**Task instructions**
In the entries below, find every line with "China" and copy it.

**Stored data**
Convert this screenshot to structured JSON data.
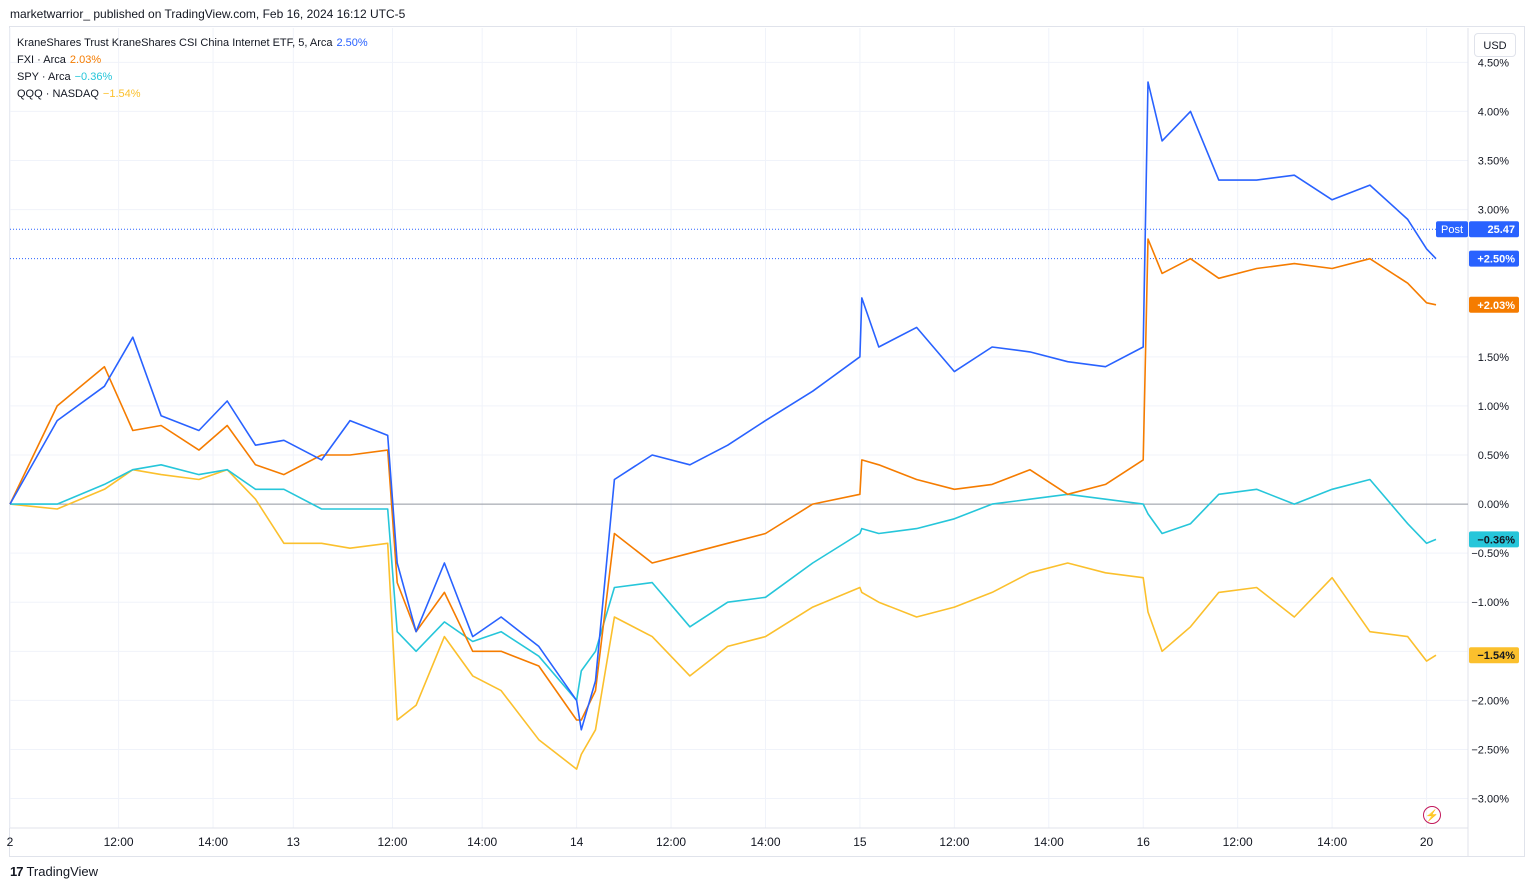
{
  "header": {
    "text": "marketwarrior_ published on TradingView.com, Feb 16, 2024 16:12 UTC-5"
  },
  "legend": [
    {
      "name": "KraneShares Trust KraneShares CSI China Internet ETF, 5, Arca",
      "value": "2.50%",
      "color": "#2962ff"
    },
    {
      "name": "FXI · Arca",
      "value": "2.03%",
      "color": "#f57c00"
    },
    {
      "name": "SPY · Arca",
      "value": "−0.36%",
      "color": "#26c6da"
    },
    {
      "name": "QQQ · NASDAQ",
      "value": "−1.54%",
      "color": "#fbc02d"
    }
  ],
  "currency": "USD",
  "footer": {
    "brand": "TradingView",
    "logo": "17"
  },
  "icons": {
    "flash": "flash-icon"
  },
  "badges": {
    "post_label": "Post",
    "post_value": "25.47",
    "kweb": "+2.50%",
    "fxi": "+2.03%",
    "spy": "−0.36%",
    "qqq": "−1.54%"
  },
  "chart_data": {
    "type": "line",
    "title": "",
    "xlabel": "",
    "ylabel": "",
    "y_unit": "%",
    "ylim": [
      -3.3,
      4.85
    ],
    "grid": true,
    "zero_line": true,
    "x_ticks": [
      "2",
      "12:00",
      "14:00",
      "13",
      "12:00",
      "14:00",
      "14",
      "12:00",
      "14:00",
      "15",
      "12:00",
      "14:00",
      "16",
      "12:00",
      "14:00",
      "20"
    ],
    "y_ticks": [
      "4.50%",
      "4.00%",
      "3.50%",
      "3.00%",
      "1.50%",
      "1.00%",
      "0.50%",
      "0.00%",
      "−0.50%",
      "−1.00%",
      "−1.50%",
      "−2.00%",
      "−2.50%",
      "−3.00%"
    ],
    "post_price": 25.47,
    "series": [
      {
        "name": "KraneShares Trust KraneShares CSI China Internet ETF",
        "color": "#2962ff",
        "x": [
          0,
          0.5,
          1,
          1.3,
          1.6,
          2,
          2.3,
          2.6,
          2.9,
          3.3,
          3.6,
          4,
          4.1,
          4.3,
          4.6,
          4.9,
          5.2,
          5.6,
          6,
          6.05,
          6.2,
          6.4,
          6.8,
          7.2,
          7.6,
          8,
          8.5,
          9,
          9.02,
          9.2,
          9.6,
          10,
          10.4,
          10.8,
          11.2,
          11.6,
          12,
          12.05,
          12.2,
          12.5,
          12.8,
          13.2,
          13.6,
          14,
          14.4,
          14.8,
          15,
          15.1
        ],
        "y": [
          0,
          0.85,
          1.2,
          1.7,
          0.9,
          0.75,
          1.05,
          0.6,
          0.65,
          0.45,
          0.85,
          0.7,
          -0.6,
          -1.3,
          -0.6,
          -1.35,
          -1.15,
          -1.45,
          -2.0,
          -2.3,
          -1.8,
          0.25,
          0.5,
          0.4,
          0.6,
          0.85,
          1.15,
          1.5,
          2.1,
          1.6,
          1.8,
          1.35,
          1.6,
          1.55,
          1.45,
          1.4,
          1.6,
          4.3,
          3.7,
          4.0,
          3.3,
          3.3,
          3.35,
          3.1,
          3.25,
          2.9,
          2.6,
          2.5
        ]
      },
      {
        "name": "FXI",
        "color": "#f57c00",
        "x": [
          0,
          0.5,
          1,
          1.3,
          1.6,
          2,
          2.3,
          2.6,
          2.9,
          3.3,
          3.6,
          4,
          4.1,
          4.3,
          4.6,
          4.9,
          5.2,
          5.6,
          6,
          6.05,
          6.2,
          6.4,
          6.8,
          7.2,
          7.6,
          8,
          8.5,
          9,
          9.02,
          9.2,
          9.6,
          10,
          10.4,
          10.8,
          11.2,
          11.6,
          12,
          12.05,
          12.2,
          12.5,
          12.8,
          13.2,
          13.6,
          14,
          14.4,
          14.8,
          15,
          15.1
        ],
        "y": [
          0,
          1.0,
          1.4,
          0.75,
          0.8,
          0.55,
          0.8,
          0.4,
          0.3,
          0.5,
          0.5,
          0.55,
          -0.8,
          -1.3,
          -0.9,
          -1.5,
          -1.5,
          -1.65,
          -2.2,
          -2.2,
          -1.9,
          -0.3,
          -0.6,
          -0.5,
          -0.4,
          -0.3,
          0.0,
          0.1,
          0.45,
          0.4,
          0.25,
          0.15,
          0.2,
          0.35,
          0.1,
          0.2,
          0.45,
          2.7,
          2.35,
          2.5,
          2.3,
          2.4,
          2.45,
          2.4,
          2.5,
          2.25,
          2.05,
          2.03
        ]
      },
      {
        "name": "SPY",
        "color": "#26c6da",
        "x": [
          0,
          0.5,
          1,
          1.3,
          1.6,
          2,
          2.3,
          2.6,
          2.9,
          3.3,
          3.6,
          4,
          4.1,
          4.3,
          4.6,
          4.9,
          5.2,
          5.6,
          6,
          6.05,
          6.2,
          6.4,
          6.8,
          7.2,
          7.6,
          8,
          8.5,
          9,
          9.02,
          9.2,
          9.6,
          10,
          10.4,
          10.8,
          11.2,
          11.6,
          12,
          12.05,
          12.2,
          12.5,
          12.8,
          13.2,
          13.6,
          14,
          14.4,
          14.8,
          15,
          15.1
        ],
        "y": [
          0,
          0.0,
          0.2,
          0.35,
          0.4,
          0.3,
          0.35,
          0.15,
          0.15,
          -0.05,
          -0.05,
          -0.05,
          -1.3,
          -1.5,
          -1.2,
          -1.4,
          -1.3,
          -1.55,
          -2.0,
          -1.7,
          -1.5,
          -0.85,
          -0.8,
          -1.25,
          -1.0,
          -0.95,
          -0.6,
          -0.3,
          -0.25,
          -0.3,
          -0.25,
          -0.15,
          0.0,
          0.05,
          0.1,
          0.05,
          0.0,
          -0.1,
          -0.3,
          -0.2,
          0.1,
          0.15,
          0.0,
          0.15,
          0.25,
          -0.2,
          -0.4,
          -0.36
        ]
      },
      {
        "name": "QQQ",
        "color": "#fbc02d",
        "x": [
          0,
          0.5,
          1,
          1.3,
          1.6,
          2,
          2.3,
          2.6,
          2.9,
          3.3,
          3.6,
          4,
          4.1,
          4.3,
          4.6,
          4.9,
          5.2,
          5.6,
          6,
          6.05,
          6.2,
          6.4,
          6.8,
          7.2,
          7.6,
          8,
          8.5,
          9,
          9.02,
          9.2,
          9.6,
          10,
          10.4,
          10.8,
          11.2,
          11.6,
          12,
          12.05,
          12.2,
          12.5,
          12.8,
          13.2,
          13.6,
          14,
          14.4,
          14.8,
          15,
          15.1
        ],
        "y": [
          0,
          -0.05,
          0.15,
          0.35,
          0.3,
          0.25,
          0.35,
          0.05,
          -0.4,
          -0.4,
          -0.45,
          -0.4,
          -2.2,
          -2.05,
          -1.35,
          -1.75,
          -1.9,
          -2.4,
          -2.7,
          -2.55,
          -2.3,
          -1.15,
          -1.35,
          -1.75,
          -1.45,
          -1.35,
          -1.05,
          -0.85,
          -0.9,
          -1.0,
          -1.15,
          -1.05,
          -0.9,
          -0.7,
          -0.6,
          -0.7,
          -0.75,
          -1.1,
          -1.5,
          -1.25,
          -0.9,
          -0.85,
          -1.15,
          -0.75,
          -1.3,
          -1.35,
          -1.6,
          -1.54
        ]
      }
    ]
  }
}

**Correct answer**
      "name": "KraneShares Trust KraneShares CSI China Internet ETF, 5, Arca",
        "name": "KraneShares Trust KraneShares CSI China Internet ETF",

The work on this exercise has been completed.